Collected data

━━━

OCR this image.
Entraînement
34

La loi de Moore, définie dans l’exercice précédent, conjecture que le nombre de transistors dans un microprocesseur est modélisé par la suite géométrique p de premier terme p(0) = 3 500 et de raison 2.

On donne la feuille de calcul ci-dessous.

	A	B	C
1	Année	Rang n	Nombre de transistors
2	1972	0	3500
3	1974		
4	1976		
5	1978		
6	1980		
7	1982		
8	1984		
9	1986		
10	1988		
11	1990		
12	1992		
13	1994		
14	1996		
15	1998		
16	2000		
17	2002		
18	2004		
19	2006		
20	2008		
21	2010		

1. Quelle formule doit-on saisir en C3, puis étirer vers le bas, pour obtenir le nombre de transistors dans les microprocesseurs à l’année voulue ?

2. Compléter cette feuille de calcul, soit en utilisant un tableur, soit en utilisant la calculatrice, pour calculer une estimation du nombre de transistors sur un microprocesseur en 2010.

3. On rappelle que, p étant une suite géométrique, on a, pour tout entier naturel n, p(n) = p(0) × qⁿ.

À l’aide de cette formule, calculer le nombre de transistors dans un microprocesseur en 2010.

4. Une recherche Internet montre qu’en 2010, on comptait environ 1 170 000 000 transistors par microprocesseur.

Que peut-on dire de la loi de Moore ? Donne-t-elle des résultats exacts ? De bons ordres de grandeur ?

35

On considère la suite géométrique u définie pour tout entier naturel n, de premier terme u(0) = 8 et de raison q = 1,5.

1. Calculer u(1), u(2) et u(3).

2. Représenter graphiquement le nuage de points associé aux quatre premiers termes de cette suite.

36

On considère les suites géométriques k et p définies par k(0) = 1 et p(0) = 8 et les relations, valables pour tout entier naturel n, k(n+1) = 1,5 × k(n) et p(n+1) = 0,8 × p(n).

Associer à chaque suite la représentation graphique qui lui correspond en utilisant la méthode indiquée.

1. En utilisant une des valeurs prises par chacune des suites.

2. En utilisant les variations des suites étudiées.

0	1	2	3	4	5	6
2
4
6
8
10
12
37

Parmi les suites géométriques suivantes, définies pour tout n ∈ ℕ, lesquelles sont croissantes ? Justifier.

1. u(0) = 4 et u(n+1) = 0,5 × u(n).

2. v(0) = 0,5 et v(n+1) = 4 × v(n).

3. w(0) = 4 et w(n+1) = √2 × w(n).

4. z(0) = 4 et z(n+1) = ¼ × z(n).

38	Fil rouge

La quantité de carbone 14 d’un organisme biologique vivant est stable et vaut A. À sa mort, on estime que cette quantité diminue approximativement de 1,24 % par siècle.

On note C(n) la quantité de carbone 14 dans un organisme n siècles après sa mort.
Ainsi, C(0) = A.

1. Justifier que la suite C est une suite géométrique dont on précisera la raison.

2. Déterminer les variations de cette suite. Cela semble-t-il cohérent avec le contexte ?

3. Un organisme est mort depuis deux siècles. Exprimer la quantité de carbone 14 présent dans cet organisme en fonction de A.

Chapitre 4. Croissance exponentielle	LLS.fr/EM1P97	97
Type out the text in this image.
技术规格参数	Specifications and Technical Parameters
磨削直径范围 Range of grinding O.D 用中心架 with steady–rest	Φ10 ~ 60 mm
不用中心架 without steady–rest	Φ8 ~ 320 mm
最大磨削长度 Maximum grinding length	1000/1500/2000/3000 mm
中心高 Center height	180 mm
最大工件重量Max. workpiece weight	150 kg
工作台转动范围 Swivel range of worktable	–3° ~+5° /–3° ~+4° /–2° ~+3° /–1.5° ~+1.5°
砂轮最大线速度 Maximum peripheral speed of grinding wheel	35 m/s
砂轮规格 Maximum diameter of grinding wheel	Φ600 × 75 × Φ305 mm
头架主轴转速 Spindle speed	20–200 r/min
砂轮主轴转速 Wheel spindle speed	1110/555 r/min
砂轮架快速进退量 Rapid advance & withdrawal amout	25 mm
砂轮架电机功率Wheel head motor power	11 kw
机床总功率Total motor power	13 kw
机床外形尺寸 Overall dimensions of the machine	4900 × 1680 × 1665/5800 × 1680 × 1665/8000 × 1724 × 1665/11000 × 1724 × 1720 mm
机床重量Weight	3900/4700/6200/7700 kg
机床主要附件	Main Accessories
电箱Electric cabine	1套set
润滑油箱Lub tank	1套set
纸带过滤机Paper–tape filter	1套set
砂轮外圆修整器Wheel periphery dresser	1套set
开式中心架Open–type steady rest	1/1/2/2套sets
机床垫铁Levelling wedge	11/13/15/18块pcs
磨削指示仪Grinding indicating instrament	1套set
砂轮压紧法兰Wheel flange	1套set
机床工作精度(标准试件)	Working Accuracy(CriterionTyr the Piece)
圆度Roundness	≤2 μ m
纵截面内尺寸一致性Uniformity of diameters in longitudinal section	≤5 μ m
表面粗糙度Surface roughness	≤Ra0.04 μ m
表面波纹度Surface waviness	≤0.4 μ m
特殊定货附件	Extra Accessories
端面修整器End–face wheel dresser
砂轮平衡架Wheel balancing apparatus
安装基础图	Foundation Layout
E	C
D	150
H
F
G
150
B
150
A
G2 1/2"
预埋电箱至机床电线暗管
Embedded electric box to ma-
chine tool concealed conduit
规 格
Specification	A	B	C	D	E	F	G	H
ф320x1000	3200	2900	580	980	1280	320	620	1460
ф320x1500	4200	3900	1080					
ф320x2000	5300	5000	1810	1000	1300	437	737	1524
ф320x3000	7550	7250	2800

━━━

From the data above, extract every line in its exact form.

» SOLUTION TO THIS TASK:
OCR this image.
Entraînement
34

La loi de Moore, définie dans l’exercice précédent, conjecture que le nombre de transistors dans un microprocesseur est modélisé par la suite géométrique p de premier terme p(0) = 3 500 et de raison 2.

On donne la feuille de calcul ci-dessous.

	A	B	C
1	Année	Rang n	Nombre de transistors
2	1972	0	3500
3	1974		
4	1976		
5	1978		
6	1980		
7	1982		
8	1984		
9	1986		
10	1988		
11	1990		
12	1992		
13	1994		
14	1996		
15	1998		
16	2000		
17	2002		
18	2004		
19	2006		
20	2008		
21	2010		

1. Quelle formule doit-on saisir en C3, puis étirer vers le bas, pour obtenir le nombre de transistors dans les microprocesseurs à l’année voulue ?

2. Compléter cette feuille de calcul, soit en utilisant un tableur, soit en utilisant la calculatrice, pour calculer une estimation du nombre de transistors sur un microprocesseur en 2010.

3. On rappelle que, p étant une suite géométrique, on a, pour tout entier naturel n, p(n) = p(0) × qⁿ.

À l’aide de cette formule, calculer le nombre de transistors dans un microprocesseur en 2010.

4. Une recherche Internet montre qu’en 2010, on comptait environ 1 170 000 000 transistors par microprocesseur.

Que peut-on dire de la loi de Moore ? Donne-t-elle des résultats exacts ? De bons ordres de grandeur ?

35

On considère la suite géométrique u définie pour tout entier naturel n, de premier terme u(0) = 8 et de raison q = 1,5.

1. Calculer u(1), u(2) et u(3).

2. Représenter graphiquement le nuage de points associé aux quatre premiers termes de cette suite.

36

On considère les suites géométriques k et p définies par k(0) = 1 et p(0) = 8 et les relations, valables pour tout entier naturel n, k(n+1) = 1,5 × k(n) et p(n+1) = 0,8 × p(n).

Associer à chaque suite la représentation graphique qui lui correspond en utilisant la méthode indiquée.

1. En utilisant une des valeurs prises par chacune des suites.

2. En utilisant les variations des suites étudiées.

0	1	2	3	4	5	6
2
4
6
8
10
12
37

Parmi les suites géométriques suivantes, définies pour tout n ∈ ℕ, lesquelles sont croissantes ? Justifier.

1. u(0) = 4 et u(n+1) = 0,5 × u(n).

2. v(0) = 0,5 et v(n+1) = 4 × v(n).

3. w(0) = 4 et w(n+1) = √2 × w(n).

4. z(0) = 4 et z(n+1) = ¼ × z(n).

38	Fil rouge

La quantité de carbone 14 d’un organisme biologique vivant est stable et vaut A. À sa mort, on estime que cette quantité diminue approximativement de 1,24 % par siècle.

On note C(n) la quantité de carbone 14 dans un organisme n siècles après sa mort.
Ainsi, C(0) = A.

1. Justifier que la suite C est une suite géométrique dont on précisera la raison.

2. Déterminer les variations de cette suite. Cela semble-t-il cohérent avec le contexte ?

3. Un organisme est mort depuis deux siècles. Exprimer la quantité de carbone 14 présent dans cet organisme en fonction de A.

Chapitre 4. Croissance exponentielle	LLS.fr/EM1P97	97
Type out the text in this image.
技术规格参数	Specifications and Technical Parameters
磨削直径范围 Range of grinding O.D 用中心架 with steady–rest	Φ10 ~ 60 mm
不用中心架 without steady–rest	Φ8 ~ 320 mm
最大磨削长度 Maximum grinding length	1000/1500/2000/3000 mm
中心高 Center height	180 mm
最大工件重量Max. workpiece weight	150 kg
工作台转动范围 Swivel range of worktable	–3° ~+5° /–3° ~+4° /–2° ~+3° /–1.5° ~+1.5°
砂轮最大线速度 Maximum peripheral speed of grinding wheel	35 m/s
砂轮规格 Maximum diameter of grinding wheel	Φ600 × 75 × Φ305 mm
头架主轴转速 Spindle speed	20–200 r/min
砂轮主轴转速 Wheel spindle speed	1110/555 r/min
砂轮架快速进退量 Rapid advance & withdrawal amout	25 mm
砂轮架电机功率Wheel head motor power	11 kw
机床总功率Total motor power	13 kw
机床外形尺寸 Overall dimensions of the machine	4900 × 1680 × 1665/5800 × 1680 × 1665/8000 × 1724 × 1665/11000 × 1724 × 1720 mm
机床重量Weight	3900/4700/6200/7700 kg
机床主要附件	Main Accessories
电箱Electric cabine	1套set
润滑油箱Lub tank	1套set
纸带过滤机Paper–tape filter	1套set
砂轮外圆修整器Wheel periphery dresser	1套set
开式中心架Open–type steady rest	1/1/2/2套sets
机床垫铁Levelling wedge	11/13/15/18块pcs
磨削指示仪Grinding indicating instrament	1套set
砂轮压紧法兰Wheel flange	1套set
机床工作精度(标准试件)	Working Accuracy(CriterionTyr the Piece)
圆度Roundness	≤2 μ m
纵截面内尺寸一致性Uniformity of diameters in longitudinal section	≤5 μ m
表面粗糙度Surface roughness	≤Ra0.04 μ m
表面波纹度Surface waviness	≤0.4 μ m
特殊定货附件	Extra Accessories
端面修整器End–face wheel dresser
砂轮平衡架Wheel balancing apparatus
安装基础图	Foundation Layout
E	C
D	150
H
F
G
150
B
150
A
G2 1/2"
预埋电箱至机床电线暗管
Embedded electric box to ma-
chine tool concealed conduit
规 格
Specification	A	B	C	D	E	F	G	H
ф320x1000	3200	2900	580	980	1280	320	620	1460
ф320x1500	4200	3900	1080					
ф320x2000	5300	5000	1810	1000	1300	437	737	1524
ф320x3000	7550	7250	2800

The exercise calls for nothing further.